RAW DATA »

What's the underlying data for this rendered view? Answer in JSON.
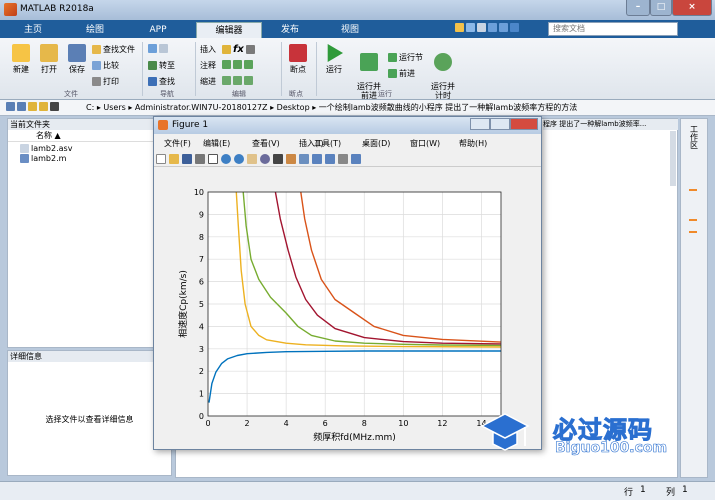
{
  "window": {
    "title": "MATLAB R2018a",
    "minimize": "–",
    "maximize": "□",
    "close": "×"
  },
  "tabs": [
    "主页",
    "绘图",
    "APP",
    "编辑器",
    "发布",
    "视图"
  ],
  "active_tab": "编辑器",
  "search": {
    "placeholder": "搜索文档"
  },
  "ribbon": {
    "file_group": {
      "new": "新建",
      "open": "打开",
      "save": "保存",
      "find_file": "查找文件",
      "compare": "比较",
      "print": "打印",
      "label": "文件"
    },
    "nav_group": {
      "goto": "转至",
      "find": "查找",
      "label": "导航"
    },
    "edit_group": {
      "insert": "插入",
      "comment": "注释",
      "indent": "缩进",
      "fx": "fx",
      "label": "编辑"
    },
    "breakpoint_group": {
      "breakpoint": "断点",
      "label": "断点"
    },
    "run_group": {
      "run": "运行",
      "run_advance": "运行并\n前进",
      "run_section": "运行节",
      "advance": "前进",
      "run_time": "运行并\n计时",
      "label": "运行"
    }
  },
  "address": [
    "C:",
    "Users",
    "Administrator.WIN7U-20180127Z",
    "Desktop",
    "一个绘制lamb波频散曲线的小程序 提出了一种解lamb波频率方程的方法"
  ],
  "current_folder": {
    "title": "当前文件夹",
    "col_name": "名称",
    "files": [
      "lamb2.asv",
      "lamb2.m"
    ]
  },
  "details": {
    "title": "详细信息",
    "hint": "选择文件以查看详细信息"
  },
  "editor_tab_text": "程序 提出了一种解lamb波频率...",
  "side_strip": "工作区",
  "status": {
    "row_label": "行",
    "row": "1",
    "col_label": "列",
    "col": "1"
  },
  "figure": {
    "title": "Figure 1",
    "menu": [
      "文件(F)",
      "编辑(E)",
      "查看(V)",
      "插入(I)",
      "工具(T)",
      "桌面(D)",
      "窗口(W)",
      "帮助(H)"
    ]
  },
  "watermark": {
    "title": "必过源码",
    "site": "Biguo100.com"
  },
  "chart_data": {
    "type": "line",
    "xlabel": "频厚积fd(MHz.mm)",
    "ylabel": "相速度Cp(km/s)",
    "xlim": [
      0,
      15
    ],
    "ylim": [
      0,
      10
    ],
    "xticks": [
      0,
      2,
      4,
      6,
      8,
      10,
      12,
      14
    ],
    "yticks": [
      0,
      1,
      2,
      3,
      4,
      5,
      6,
      7,
      8,
      9,
      10
    ],
    "grid": true,
    "series": [
      {
        "color": "#0072bd",
        "x": [
          0.05,
          0.2,
          0.4,
          0.7,
          1.0,
          1.5,
          2.0,
          3.0,
          4.0,
          6.0,
          8.0,
          10.0,
          12.0,
          15.0
        ],
        "y": [
          0.6,
          1.45,
          1.95,
          2.35,
          2.55,
          2.7,
          2.78,
          2.84,
          2.87,
          2.89,
          2.9,
          2.9,
          2.9,
          2.9
        ]
      },
      {
        "color": "#edb120",
        "x": [
          1.45,
          1.55,
          1.7,
          1.9,
          2.2,
          2.6,
          3.0,
          4.0,
          5.0,
          7.0,
          10.0,
          15.0
        ],
        "y": [
          10,
          8.5,
          6.5,
          5.0,
          4.0,
          3.6,
          3.4,
          3.25,
          3.18,
          3.13,
          3.1,
          3.08
        ]
      },
      {
        "color": "#77ac30",
        "x": [
          1.8,
          1.95,
          2.2,
          2.6,
          3.2,
          4.0,
          4.6,
          5.3,
          6.5,
          8.0,
          10.0,
          12.0,
          15.0
        ],
        "y": [
          10,
          8.5,
          7.0,
          6.1,
          5.3,
          4.6,
          4.0,
          3.6,
          3.35,
          3.25,
          3.2,
          3.17,
          3.15
        ]
      },
      {
        "color": "#a2142f",
        "x": [
          3.45,
          3.7,
          4.1,
          4.5,
          5.0,
          5.6,
          6.5,
          8.0,
          10.0,
          12.0,
          15.0
        ],
        "y": [
          10,
          8.8,
          7.4,
          6.2,
          5.2,
          4.5,
          3.9,
          3.5,
          3.32,
          3.25,
          3.22
        ]
      },
      {
        "color": "#d95319",
        "x": [
          4.75,
          4.95,
          5.3,
          5.8,
          6.5,
          7.5,
          8.5,
          10.0,
          12.0,
          15.0
        ],
        "y": [
          10,
          8.8,
          7.4,
          6.1,
          5.2,
          4.6,
          4.0,
          3.6,
          3.42,
          3.3
        ]
      }
    ]
  }
}
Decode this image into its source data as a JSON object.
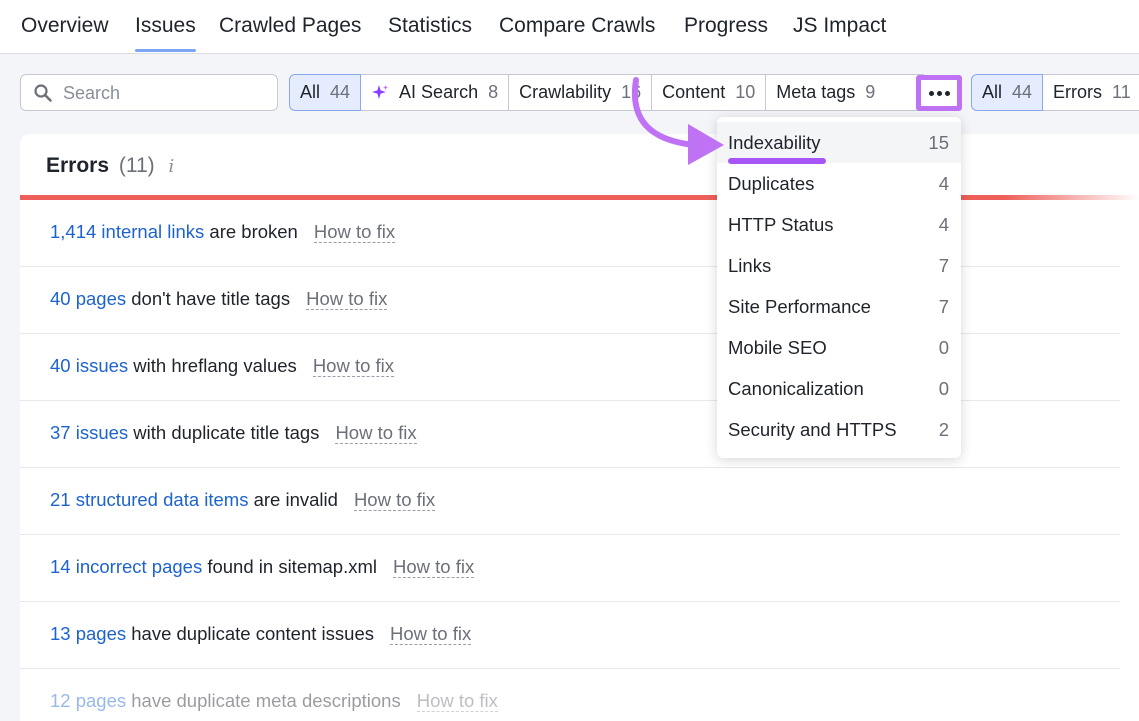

GIVEN TASK » Every record above should be transcribed exactly; the pictures stay out of the copy.

EXPECTED ANSWER »
What's the underlying data for this rendered view? Answer in JSON.
{
  "window": {
    "title": "MATLAB R2018a",
    "minimize": "–",
    "maximize": "□",
    "close": "×"
  },
  "tabs": [
    "主页",
    "绘图",
    "APP",
    "编辑器",
    "发布",
    "视图"
  ],
  "active_tab": "编辑器",
  "search": {
    "placeholder": "搜索文档"
  },
  "ribbon": {
    "file_group": {
      "new": "新建",
      "open": "打开",
      "save": "保存",
      "find_file": "查找文件",
      "compare": "比较",
      "print": "打印",
      "label": "文件"
    },
    "nav_group": {
      "goto": "转至",
      "find": "查找",
      "label": "导航"
    },
    "edit_group": {
      "insert": "插入",
      "comment": "注释",
      "indent": "缩进",
      "fx": "fx",
      "label": "编辑"
    },
    "breakpoint_group": {
      "breakpoint": "断点",
      "label": "断点"
    },
    "run_group": {
      "run": "运行",
      "run_advance": "运行并\n前进",
      "run_section": "运行节",
      "advance": "前进",
      "run_time": "运行并\n计时",
      "label": "运行"
    }
  },
  "address": [
    "C:",
    "Users",
    "Administrator.WIN7U-20180127Z",
    "Desktop",
    "一个绘制lamb波频散曲线的小程序 提出了一种解lamb波频率方程的方法"
  ],
  "current_folder": {
    "title": "当前文件夹",
    "col_name": "名称",
    "files": [
      "lamb2.asv",
      "lamb2.m"
    ]
  },
  "details": {
    "title": "详细信息",
    "hint": "选择文件以查看详细信息"
  },
  "editor_tab_text": "程序 提出了一种解lamb波频率...",
  "side_strip": "工作区",
  "status": {
    "row_label": "行",
    "row": "1",
    "col_label": "列",
    "col": "1"
  },
  "figure": {
    "title": "Figure 1",
    "menu": [
      "文件(F)",
      "编辑(E)",
      "查看(V)",
      "插入(I)",
      "工具(T)",
      "桌面(D)",
      "窗口(W)",
      "帮助(H)"
    ]
  },
  "watermark": {
    "title": "必过源码",
    "site": "Biguo100.com"
  },
  "chart_data": {
    "type": "line",
    "xlabel": "频厚积fd(MHz.mm)",
    "ylabel": "相速度Cp(km/s)",
    "xlim": [
      0,
      15
    ],
    "ylim": [
      0,
      10
    ],
    "xticks": [
      0,
      2,
      4,
      6,
      8,
      10,
      12,
      14
    ],
    "yticks": [
      0,
      1,
      2,
      3,
      4,
      5,
      6,
      7,
      8,
      9,
      10
    ],
    "grid": true,
    "series": [
      {
        "color": "#0072bd",
        "x": [
          0.05,
          0.2,
          0.4,
          0.7,
          1.0,
          1.5,
          2.0,
          3.0,
          4.0,
          6.0,
          8.0,
          10.0,
          12.0,
          15.0
        ],
        "y": [
          0.6,
          1.45,
          1.95,
          2.35,
          2.55,
          2.7,
          2.78,
          2.84,
          2.87,
          2.89,
          2.9,
          2.9,
          2.9,
          2.9
        ]
      },
      {
        "color": "#edb120",
        "x": [
          1.45,
          1.55,
          1.7,
          1.9,
          2.2,
          2.6,
          3.0,
          4.0,
          5.0,
          7.0,
          10.0,
          15.0
        ],
        "y": [
          10,
          8.5,
          6.5,
          5.0,
          4.0,
          3.6,
          3.4,
          3.25,
          3.18,
          3.13,
          3.1,
          3.08
        ]
      },
      {
        "color": "#77ac30",
        "x": [
          1.8,
          1.95,
          2.2,
          2.6,
          3.2,
          4.0,
          4.6,
          5.3,
          6.5,
          8.0,
          10.0,
          12.0,
          15.0
        ],
        "y": [
          10,
          8.5,
          7.0,
          6.1,
          5.3,
          4.6,
          4.0,
          3.6,
          3.35,
          3.25,
          3.2,
          3.17,
          3.15
        ]
      },
      {
        "color": "#a2142f",
        "x": [
          3.45,
          3.7,
          4.1,
          4.5,
          5.0,
          5.6,
          6.5,
          8.0,
          10.0,
          12.0,
          15.0
        ],
        "y": [
          10,
          8.8,
          7.4,
          6.2,
          5.2,
          4.5,
          3.9,
          3.5,
          3.32,
          3.25,
          3.22
        ]
      },
      {
        "color": "#d95319",
        "x": [
          4.75,
          4.95,
          5.3,
          5.8,
          6.5,
          7.5,
          8.5,
          10.0,
          12.0,
          15.0
        ],
        "y": [
          10,
          8.8,
          7.4,
          6.1,
          5.2,
          4.6,
          4.0,
          3.6,
          3.42,
          3.3
        ]
      }
    ]
  }
}
Decode this image into its source data as a JSON object.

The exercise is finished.